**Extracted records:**
══════
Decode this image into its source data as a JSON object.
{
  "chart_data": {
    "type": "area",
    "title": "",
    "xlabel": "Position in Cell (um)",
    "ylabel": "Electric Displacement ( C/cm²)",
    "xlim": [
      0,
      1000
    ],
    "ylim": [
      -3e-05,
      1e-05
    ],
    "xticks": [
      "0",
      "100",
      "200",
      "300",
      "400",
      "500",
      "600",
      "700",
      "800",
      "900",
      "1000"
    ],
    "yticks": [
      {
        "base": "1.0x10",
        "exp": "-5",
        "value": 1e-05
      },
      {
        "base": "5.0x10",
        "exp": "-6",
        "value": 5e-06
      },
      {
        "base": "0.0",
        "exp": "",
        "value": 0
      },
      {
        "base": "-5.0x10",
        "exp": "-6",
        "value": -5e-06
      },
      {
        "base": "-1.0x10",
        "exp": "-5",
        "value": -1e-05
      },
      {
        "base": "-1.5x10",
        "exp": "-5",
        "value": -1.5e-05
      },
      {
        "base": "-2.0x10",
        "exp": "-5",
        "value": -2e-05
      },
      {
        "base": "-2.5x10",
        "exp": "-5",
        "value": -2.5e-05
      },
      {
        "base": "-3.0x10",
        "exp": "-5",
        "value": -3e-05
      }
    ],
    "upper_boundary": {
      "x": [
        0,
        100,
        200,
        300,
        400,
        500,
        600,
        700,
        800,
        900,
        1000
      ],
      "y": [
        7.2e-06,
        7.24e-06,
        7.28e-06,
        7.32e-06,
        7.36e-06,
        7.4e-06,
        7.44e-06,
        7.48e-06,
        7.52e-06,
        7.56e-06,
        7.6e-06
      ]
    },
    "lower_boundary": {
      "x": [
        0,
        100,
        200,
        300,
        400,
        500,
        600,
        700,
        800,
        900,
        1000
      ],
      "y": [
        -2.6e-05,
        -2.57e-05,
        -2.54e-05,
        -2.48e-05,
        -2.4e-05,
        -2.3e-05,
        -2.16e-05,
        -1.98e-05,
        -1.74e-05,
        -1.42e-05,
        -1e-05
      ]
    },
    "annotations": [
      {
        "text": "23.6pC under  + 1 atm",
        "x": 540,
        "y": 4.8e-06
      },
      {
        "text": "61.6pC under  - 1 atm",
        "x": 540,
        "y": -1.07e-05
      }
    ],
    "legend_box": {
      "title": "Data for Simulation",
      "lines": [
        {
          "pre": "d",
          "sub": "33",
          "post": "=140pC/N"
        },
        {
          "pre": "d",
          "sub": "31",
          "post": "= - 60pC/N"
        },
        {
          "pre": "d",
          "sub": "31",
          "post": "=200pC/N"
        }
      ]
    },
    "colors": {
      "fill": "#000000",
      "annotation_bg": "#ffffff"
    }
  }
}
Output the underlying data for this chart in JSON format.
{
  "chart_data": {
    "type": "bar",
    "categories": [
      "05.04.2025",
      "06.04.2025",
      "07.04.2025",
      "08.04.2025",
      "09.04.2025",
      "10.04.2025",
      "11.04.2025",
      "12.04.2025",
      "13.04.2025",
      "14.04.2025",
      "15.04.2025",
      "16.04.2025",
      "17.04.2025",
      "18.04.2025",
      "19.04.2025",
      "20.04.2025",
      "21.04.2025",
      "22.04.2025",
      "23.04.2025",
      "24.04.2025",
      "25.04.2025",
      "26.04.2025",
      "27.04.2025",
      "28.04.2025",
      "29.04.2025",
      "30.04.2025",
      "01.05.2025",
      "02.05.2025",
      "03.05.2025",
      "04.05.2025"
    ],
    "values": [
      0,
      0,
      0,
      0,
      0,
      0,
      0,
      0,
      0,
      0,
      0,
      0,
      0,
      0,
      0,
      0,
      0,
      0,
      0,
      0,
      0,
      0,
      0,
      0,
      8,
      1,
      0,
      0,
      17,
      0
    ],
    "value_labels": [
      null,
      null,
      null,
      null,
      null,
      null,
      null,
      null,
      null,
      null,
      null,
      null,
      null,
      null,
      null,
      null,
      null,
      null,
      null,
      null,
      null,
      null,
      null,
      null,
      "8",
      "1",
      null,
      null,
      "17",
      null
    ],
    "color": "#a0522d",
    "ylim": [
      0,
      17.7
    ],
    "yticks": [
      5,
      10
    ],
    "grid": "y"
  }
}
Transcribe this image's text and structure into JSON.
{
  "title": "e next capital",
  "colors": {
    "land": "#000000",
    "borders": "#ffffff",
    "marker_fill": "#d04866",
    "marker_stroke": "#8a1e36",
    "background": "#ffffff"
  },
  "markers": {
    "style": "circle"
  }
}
══════
**WORK REQUIRED:**
Which lines contain the word "ffffff"? Return each of them.

**ANSWER BELOW:**
      "annotation_bg": "#ffffff"
    "borders": "#ffffff",
    "background": "#ffffff"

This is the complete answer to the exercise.